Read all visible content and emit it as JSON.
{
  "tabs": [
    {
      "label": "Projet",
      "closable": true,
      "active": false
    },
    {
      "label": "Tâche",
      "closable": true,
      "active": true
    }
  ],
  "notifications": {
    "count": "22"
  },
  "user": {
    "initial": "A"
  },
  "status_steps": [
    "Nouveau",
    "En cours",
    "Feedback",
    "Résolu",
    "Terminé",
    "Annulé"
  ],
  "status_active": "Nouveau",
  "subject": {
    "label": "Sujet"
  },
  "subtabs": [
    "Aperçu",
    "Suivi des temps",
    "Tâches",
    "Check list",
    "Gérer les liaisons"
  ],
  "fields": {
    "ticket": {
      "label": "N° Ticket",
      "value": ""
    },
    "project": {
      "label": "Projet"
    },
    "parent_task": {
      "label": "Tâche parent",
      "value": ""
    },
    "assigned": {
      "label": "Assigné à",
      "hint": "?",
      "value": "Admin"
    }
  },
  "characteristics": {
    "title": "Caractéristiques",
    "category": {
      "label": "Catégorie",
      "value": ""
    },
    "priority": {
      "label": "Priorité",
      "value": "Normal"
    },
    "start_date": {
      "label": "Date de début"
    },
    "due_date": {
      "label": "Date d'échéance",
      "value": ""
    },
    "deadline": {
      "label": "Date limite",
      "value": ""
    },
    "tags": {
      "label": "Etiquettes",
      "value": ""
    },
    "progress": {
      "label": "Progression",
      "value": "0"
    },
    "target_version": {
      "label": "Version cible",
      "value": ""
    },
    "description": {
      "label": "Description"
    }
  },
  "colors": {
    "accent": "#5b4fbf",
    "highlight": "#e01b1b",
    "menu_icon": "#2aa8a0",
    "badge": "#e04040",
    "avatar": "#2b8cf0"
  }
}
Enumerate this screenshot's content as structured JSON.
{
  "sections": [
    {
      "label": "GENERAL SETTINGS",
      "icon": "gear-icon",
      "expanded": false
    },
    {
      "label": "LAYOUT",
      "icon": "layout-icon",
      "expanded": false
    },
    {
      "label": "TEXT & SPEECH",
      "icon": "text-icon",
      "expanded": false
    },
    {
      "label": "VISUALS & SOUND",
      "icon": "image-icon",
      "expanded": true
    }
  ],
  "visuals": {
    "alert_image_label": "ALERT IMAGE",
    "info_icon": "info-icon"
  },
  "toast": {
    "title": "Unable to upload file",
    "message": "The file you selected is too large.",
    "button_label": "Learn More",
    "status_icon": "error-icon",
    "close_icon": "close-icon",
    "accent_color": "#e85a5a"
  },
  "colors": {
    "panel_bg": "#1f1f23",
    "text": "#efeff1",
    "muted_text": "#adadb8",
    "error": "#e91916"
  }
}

------------------------------------------------

OBJECTIVE: Transcribe each entry precisely, missing none.

ANSWER BELOW:
Read all visible content and emit it as JSON.
{
  "tabs": [
    {
      "label": "Projet",
      "closable": true,
      "active": false
    },
    {
      "label": "Tâche",
      "closable": true,
      "active": true
    }
  ],
  "notifications": {
    "count": "22"
  },
  "user": {
    "initial": "A"
  },
  "status_steps": [
    "Nouveau",
    "En cours",
    "Feedback",
    "Résolu",
    "Terminé",
    "Annulé"
  ],
  "status_active": "Nouveau",
  "subject": {
    "label": "Sujet"
  },
  "subtabs": [
    "Aperçu",
    "Suivi des temps",
    "Tâches",
    "Check list",
    "Gérer les liaisons"
  ],
  "fields": {
    "ticket": {
      "label": "N° Ticket",
      "value": ""
    },
    "project": {
      "label": "Projet"
    },
    "parent_task": {
      "label": "Tâche parent",
      "value": ""
    },
    "assigned": {
      "label": "Assigné à",
      "hint": "?",
      "value": "Admin"
    }
  },
  "characteristics": {
    "title": "Caractéristiques",
    "category": {
      "label": "Catégorie",
      "value": ""
    },
    "priority": {
      "label": "Priorité",
      "value": "Normal"
    },
    "start_date": {
      "label": "Date de début"
    },
    "due_date": {
      "label": "Date d'échéance",
      "value": ""
    },
    "deadline": {
      "label": "Date limite",
      "value": ""
    },
    "tags": {
      "label": "Etiquettes",
      "value": ""
    },
    "progress": {
      "label": "Progression",
      "value": "0"
    },
    "target_version": {
      "label": "Version cible",
      "value": ""
    },
    "description": {
      "label": "Description"
    }
  },
  "colors": {
    "accent": "#5b4fbf",
    "highlight": "#e01b1b",
    "menu_icon": "#2aa8a0",
    "badge": "#e04040",
    "avatar": "#2b8cf0"
  }
}
Enumerate this screenshot's content as structured JSON.
{
  "sections": [
    {
      "label": "GENERAL SETTINGS",
      "icon": "gear-icon",
      "expanded": false
    },
    {
      "label": "LAYOUT",
      "icon": "layout-icon",
      "expanded": false
    },
    {
      "label": "TEXT & SPEECH",
      "icon": "text-icon",
      "expanded": false
    },
    {
      "label": "VISUALS & SOUND",
      "icon": "image-icon",
      "expanded": true
    }
  ],
  "visuals": {
    "alert_image_label": "ALERT IMAGE",
    "info_icon": "info-icon"
  },
  "toast": {
    "title": "Unable to upload file",
    "message": "The file you selected is too large.",
    "button_label": "Learn More",
    "status_icon": "error-icon",
    "close_icon": "close-icon",
    "accent_color": "#e85a5a"
  },
  "colors": {
    "panel_bg": "#1f1f23",
    "text": "#efeff1",
    "muted_text": "#adadb8",
    "error": "#e91916"
  }
}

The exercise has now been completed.